Problem requirements:
Which lines in the records below contain the word "underlying"? Copy each one out.

Records to process:
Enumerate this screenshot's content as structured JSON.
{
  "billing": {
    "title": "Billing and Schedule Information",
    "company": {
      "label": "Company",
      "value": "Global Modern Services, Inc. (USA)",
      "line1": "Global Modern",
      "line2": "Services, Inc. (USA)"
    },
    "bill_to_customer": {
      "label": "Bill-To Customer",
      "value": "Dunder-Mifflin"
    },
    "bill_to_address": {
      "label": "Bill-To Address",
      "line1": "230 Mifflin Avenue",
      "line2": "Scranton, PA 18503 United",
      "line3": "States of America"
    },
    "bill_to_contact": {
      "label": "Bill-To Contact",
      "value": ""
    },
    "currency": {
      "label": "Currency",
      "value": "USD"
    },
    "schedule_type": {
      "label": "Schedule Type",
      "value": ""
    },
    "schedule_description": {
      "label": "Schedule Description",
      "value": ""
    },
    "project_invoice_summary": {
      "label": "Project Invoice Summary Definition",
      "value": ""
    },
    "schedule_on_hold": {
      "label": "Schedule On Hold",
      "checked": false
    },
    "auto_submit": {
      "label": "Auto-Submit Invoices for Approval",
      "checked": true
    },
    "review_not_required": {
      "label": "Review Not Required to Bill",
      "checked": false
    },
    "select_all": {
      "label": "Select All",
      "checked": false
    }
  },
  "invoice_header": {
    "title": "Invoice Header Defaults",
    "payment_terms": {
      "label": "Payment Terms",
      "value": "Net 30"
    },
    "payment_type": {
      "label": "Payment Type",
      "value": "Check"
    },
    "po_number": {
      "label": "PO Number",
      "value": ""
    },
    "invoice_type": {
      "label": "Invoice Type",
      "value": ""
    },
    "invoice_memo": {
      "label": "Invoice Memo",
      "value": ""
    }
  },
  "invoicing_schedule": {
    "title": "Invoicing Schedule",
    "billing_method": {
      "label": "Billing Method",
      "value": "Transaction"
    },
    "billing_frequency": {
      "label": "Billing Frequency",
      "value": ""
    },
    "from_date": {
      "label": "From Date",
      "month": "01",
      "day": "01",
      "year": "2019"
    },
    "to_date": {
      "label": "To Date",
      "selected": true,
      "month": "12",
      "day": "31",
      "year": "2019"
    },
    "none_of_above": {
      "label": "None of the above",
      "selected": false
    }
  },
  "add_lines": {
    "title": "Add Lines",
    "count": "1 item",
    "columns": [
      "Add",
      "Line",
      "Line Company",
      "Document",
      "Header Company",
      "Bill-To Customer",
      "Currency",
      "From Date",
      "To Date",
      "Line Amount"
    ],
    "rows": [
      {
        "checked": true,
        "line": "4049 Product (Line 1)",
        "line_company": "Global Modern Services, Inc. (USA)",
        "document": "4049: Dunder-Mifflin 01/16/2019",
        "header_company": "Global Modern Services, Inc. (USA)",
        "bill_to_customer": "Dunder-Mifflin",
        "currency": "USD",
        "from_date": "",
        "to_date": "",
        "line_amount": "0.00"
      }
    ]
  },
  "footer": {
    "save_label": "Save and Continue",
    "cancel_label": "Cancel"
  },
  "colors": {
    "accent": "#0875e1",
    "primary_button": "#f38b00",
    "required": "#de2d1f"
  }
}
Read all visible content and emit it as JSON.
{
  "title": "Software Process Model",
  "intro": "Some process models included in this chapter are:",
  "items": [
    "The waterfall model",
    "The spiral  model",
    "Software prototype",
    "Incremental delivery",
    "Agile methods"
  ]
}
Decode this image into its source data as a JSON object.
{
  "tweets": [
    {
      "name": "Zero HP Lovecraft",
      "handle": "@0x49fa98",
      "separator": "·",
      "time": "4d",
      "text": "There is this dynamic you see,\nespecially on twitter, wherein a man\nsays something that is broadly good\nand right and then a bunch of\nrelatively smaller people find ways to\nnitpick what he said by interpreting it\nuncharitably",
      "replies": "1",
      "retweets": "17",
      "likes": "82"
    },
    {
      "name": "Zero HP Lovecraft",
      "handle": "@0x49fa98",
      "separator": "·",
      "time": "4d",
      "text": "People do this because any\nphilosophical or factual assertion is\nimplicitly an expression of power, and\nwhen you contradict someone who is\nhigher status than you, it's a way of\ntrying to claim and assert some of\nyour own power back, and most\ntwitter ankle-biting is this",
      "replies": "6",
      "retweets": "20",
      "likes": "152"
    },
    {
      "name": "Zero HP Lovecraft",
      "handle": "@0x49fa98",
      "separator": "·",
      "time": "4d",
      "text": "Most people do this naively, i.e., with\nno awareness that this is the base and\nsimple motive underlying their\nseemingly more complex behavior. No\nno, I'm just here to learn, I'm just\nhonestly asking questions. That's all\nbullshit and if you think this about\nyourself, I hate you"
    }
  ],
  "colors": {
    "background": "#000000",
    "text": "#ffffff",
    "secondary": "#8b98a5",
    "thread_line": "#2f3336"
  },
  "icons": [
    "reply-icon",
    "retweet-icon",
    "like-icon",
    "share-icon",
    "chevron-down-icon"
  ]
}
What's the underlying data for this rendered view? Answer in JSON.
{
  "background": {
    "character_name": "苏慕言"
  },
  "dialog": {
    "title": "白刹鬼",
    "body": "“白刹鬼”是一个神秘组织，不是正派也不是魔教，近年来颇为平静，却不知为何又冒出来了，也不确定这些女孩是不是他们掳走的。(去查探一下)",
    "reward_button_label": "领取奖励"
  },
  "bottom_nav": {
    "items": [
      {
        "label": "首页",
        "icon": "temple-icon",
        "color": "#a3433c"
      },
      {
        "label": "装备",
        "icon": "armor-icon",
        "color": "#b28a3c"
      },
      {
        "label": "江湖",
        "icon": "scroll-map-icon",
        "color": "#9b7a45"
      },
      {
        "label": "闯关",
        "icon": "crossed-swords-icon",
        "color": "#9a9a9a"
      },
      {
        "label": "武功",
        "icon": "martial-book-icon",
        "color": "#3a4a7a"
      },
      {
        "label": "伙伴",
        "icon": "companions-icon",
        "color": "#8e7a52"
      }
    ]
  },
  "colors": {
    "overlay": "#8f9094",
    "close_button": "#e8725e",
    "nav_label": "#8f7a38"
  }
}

Output of the task:
      "text": "Most people do this naively, i.e., with\nno awareness that this is the base and\nsimple motive underlying their\nseemingly more complex behavior. No\nno, I'm just here to learn, I'm just\nhonestly asking questions. That's all\nbullshit and if you think this about\nyourself, I hate you"
What's the underlying data for this rendered view? Answer in JSON.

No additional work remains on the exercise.